Take each line containing "услуг" and report it exactly as written.

···

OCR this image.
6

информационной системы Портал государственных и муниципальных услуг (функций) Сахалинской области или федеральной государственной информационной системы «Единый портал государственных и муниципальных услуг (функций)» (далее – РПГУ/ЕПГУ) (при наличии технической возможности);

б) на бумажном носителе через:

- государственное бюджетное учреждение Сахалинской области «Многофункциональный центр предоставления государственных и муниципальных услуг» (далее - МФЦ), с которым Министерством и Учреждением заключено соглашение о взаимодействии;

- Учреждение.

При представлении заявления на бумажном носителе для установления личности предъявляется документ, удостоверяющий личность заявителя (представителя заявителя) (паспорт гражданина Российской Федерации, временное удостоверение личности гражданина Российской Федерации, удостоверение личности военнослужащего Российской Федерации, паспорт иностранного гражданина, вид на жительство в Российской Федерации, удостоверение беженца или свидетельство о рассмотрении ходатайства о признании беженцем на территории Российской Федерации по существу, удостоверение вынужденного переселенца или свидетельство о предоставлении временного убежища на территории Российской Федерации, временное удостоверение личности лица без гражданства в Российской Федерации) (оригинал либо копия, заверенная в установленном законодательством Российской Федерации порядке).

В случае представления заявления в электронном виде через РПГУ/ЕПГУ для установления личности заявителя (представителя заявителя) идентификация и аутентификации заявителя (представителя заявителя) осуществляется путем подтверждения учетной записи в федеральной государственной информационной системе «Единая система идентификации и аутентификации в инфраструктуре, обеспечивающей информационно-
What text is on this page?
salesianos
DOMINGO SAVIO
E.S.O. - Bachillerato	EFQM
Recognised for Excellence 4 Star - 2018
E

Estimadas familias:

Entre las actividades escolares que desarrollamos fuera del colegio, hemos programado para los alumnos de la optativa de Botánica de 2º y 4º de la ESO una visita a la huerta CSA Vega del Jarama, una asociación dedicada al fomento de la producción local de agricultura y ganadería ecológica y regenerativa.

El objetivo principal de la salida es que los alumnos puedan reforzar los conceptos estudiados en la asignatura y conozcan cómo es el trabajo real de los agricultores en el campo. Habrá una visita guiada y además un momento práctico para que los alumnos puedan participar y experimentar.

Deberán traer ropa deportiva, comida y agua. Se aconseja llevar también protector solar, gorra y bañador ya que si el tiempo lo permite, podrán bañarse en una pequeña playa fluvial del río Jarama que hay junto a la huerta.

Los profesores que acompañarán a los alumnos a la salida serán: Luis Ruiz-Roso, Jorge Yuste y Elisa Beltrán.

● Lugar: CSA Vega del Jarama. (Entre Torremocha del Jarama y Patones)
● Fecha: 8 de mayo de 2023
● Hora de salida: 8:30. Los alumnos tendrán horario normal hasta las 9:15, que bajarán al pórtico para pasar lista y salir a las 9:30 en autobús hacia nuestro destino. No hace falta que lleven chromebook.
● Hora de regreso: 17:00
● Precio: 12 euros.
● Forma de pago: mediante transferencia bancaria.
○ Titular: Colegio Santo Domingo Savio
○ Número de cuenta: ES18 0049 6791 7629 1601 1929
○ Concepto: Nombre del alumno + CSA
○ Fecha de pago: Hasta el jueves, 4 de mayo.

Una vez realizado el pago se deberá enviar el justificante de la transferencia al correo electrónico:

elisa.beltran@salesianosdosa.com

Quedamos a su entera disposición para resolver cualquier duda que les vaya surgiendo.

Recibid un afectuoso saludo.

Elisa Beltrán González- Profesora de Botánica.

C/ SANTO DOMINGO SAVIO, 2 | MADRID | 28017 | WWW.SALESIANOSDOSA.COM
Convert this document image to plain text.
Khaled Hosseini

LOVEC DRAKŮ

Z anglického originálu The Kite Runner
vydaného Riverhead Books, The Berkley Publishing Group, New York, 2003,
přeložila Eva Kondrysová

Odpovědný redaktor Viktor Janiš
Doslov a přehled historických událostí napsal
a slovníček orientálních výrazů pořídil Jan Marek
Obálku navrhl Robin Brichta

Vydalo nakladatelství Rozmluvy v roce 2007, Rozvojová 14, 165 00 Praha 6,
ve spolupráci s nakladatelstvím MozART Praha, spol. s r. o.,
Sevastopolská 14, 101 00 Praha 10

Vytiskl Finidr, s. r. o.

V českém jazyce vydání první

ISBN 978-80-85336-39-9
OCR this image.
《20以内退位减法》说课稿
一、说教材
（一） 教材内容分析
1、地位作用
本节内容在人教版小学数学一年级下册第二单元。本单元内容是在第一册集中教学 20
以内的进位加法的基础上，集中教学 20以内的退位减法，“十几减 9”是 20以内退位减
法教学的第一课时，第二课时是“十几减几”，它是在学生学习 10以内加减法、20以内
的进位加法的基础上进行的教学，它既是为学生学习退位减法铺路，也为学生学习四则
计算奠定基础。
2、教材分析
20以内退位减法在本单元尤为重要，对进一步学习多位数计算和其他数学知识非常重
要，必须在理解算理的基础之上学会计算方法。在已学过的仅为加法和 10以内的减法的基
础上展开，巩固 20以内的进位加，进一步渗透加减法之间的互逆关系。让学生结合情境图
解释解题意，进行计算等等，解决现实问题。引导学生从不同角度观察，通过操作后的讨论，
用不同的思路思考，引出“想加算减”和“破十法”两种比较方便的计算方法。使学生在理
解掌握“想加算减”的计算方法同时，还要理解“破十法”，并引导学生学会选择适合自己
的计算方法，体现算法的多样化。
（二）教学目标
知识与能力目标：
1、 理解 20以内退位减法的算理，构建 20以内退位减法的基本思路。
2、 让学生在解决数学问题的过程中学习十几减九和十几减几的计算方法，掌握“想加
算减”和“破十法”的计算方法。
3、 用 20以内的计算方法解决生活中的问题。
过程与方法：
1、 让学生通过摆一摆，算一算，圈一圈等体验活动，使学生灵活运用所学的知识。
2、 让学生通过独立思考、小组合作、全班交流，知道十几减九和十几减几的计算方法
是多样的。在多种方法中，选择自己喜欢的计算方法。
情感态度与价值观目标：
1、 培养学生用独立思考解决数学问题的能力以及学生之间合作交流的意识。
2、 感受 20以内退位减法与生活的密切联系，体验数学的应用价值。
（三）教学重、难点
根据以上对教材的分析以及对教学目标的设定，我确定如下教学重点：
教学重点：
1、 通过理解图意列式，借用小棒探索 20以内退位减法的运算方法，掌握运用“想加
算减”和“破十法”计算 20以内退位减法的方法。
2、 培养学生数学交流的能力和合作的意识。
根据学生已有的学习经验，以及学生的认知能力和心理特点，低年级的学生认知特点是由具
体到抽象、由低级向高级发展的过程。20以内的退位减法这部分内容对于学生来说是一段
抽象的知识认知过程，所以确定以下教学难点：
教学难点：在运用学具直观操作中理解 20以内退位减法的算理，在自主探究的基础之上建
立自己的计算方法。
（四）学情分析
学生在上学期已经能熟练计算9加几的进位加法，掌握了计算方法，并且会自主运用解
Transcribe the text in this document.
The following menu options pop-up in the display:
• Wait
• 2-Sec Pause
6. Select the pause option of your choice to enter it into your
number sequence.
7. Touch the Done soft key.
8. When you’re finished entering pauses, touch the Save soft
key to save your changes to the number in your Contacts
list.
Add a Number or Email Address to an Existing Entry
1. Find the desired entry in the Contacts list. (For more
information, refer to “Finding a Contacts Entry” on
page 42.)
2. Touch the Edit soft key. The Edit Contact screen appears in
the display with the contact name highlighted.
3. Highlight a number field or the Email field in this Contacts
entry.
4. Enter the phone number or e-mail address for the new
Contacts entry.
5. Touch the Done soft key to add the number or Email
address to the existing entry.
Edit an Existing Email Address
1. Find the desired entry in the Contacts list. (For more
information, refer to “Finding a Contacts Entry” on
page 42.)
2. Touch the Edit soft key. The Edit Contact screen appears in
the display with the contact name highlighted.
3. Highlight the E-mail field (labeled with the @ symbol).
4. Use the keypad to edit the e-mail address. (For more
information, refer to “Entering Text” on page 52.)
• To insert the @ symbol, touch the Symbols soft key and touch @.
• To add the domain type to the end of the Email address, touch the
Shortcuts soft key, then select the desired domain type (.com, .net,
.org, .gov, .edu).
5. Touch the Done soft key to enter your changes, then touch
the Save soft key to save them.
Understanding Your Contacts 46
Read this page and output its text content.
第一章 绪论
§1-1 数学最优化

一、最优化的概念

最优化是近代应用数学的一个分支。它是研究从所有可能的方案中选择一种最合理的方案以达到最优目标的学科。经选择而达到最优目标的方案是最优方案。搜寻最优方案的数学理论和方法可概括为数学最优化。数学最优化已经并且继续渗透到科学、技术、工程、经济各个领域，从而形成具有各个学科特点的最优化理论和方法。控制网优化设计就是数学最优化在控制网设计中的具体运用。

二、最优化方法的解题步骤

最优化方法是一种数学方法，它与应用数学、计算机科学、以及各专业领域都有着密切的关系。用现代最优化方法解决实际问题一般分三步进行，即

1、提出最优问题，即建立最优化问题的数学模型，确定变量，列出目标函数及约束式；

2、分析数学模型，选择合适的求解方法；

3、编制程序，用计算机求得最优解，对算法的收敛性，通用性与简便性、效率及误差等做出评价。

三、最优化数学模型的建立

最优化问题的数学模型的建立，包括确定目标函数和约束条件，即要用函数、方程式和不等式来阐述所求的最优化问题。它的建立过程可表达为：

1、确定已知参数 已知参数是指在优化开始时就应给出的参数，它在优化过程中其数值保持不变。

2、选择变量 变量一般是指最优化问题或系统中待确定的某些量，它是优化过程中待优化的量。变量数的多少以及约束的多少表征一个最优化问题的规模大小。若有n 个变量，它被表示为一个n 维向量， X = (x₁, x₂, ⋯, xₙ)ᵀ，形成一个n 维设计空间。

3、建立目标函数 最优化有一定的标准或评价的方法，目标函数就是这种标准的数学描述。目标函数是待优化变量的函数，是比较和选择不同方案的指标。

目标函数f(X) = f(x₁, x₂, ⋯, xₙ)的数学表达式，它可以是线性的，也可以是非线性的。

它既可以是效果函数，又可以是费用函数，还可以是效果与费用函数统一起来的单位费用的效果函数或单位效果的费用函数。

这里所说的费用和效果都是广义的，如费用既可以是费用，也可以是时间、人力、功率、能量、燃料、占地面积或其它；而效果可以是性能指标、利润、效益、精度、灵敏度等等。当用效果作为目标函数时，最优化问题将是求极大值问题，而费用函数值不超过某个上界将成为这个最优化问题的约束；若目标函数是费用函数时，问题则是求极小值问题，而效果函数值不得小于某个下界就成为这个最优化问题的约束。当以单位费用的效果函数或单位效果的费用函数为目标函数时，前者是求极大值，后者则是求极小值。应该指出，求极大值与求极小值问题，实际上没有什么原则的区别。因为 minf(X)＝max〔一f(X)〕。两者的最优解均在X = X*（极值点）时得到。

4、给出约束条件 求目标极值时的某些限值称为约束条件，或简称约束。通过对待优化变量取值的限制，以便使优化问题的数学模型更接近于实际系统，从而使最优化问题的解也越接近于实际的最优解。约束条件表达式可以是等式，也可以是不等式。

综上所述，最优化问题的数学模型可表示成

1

···

# Response below:
информационной системы Портал государственных и муниципальных услуг (функций) Сахалинской области или федеральной государственной информационной системы «Единый портал государственных и муниципальных услуг (функций)» (далее – РПГУ/ЕПГУ) (при наличии технической возможности);
- государственное бюджетное учреждение Сахалинской области «Многофункциональный центр предоставления государственных и муниципальных услуг» (далее - МФЦ), с которым Министерством и Учреждением заключено соглашение о взаимодействии;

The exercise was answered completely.